§ JOB: Look for "JSON" in each line of the entries, and return the matching lines.

[Collection entries]
━━━━━━━━
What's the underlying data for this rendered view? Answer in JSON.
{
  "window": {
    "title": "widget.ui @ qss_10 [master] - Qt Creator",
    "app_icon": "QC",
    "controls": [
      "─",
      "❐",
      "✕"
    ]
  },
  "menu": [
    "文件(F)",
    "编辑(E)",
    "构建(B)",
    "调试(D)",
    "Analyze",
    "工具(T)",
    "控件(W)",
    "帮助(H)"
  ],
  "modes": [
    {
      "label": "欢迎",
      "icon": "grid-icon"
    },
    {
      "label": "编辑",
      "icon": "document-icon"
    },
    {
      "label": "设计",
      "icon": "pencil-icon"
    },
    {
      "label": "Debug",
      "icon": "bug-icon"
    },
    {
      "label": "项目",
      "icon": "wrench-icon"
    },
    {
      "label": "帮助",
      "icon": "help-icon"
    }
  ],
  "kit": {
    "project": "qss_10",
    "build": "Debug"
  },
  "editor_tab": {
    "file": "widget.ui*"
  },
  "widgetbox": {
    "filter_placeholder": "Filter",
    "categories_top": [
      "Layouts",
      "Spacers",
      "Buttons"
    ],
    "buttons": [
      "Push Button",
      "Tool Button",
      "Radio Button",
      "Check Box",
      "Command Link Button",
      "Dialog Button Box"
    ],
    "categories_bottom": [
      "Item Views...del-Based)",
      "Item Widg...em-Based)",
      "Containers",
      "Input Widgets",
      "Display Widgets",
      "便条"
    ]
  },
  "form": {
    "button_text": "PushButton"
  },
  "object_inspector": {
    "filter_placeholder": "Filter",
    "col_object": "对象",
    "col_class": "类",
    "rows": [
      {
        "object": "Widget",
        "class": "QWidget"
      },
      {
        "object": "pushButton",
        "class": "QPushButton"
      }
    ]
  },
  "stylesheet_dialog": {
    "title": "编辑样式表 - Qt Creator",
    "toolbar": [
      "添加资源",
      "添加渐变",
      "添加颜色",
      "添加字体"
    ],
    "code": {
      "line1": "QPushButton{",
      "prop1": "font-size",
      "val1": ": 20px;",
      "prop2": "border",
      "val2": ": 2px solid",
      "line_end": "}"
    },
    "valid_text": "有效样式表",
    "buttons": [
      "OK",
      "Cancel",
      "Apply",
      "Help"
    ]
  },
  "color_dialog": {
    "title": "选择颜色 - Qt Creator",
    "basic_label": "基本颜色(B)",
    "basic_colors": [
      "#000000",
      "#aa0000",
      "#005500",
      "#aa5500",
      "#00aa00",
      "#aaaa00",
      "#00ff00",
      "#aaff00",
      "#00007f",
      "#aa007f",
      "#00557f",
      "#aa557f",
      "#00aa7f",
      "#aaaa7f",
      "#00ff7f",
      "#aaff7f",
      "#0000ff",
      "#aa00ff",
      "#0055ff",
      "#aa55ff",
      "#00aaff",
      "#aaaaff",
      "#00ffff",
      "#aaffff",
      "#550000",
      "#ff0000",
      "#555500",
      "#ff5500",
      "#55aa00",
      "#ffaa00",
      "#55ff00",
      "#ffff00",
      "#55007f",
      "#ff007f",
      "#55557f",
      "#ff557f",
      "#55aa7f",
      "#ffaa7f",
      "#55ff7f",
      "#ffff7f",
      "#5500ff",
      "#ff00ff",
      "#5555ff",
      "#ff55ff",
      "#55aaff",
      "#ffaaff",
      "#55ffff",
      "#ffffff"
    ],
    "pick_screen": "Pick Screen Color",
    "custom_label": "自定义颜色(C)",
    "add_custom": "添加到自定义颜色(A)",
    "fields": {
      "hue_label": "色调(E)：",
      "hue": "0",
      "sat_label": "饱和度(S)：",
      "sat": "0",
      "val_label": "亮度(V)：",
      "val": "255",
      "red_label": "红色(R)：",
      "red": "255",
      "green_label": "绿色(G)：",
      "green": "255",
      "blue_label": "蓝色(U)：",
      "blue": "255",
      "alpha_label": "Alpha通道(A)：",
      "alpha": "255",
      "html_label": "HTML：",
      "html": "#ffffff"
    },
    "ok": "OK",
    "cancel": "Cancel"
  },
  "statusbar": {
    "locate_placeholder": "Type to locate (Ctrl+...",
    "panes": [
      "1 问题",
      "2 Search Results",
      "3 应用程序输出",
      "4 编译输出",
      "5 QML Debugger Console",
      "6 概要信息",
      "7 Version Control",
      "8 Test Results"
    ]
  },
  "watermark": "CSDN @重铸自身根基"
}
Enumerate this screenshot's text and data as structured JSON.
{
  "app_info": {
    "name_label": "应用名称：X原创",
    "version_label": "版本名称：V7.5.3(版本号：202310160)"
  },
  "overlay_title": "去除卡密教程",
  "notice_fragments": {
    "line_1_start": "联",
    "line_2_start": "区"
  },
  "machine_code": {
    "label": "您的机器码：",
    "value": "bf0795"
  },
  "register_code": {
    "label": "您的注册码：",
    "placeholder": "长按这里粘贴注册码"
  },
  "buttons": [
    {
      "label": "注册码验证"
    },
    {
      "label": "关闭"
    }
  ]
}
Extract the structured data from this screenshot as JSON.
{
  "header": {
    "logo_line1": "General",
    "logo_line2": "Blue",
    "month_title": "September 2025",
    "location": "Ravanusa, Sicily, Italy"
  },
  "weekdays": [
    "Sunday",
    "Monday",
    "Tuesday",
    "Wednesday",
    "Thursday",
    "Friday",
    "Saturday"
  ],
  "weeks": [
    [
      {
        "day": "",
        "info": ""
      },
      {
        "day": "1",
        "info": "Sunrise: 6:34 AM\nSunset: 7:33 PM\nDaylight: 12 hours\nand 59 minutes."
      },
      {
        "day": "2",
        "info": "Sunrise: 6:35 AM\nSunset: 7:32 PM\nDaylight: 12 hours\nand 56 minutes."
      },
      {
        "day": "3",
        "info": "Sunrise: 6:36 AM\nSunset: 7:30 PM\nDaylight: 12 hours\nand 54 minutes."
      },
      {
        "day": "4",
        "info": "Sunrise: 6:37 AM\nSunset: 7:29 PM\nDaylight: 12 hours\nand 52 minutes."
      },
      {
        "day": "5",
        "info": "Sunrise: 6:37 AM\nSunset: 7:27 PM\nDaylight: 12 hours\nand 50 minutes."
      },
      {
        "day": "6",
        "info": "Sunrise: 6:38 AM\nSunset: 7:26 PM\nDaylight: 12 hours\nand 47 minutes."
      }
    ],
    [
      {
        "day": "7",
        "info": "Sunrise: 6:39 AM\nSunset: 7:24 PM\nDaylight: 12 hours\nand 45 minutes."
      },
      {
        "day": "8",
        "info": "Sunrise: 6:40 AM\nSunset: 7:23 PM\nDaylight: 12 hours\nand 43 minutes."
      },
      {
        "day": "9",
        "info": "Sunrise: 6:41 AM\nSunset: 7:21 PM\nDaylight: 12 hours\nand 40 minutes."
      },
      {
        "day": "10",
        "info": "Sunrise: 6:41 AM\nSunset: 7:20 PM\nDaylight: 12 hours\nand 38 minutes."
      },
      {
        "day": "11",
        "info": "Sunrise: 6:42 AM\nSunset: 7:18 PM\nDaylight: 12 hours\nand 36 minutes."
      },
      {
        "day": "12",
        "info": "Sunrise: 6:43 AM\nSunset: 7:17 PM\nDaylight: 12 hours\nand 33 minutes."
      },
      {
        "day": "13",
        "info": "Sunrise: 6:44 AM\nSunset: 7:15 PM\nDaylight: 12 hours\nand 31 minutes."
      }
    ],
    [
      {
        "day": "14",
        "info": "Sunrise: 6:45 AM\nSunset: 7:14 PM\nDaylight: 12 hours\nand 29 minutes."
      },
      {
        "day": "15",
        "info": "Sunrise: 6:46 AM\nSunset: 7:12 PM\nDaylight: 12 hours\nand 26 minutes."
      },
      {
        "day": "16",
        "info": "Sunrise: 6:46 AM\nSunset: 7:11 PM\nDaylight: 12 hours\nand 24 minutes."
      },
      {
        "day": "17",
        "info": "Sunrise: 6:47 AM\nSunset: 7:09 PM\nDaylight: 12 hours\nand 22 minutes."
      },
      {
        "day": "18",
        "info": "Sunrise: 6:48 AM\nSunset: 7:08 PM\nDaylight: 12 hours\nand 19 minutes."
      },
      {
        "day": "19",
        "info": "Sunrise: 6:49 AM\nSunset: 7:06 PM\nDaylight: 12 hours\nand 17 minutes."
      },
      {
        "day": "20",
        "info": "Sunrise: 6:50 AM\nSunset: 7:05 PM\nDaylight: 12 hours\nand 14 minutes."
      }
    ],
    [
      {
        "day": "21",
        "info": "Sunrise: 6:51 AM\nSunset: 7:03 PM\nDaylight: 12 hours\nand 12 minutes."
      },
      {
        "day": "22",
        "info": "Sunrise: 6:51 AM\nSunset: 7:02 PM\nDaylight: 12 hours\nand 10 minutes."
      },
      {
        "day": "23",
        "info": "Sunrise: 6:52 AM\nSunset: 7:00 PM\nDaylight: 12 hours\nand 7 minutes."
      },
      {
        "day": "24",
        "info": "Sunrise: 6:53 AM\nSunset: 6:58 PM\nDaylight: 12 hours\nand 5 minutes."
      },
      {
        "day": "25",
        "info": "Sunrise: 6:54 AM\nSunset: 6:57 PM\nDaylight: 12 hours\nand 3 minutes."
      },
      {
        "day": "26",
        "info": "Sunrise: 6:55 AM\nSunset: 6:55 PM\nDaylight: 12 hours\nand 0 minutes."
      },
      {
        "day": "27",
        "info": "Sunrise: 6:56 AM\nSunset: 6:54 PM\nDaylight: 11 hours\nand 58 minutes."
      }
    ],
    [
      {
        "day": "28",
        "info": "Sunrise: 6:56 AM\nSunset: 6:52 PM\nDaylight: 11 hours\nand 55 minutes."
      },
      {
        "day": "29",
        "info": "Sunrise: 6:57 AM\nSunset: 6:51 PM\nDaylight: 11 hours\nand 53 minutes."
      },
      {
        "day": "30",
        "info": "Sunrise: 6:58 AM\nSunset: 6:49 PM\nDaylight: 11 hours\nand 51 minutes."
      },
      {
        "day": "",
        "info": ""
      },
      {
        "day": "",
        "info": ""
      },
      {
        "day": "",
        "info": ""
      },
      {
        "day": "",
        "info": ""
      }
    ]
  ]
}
━━━━━━━━
§ ANSWER IN FULL:
What's the underlying data for this rendered view? Answer in JSON.
Enumerate this screenshot's text and data as structured JSON.
Extract the structured data from this screenshot as JSON.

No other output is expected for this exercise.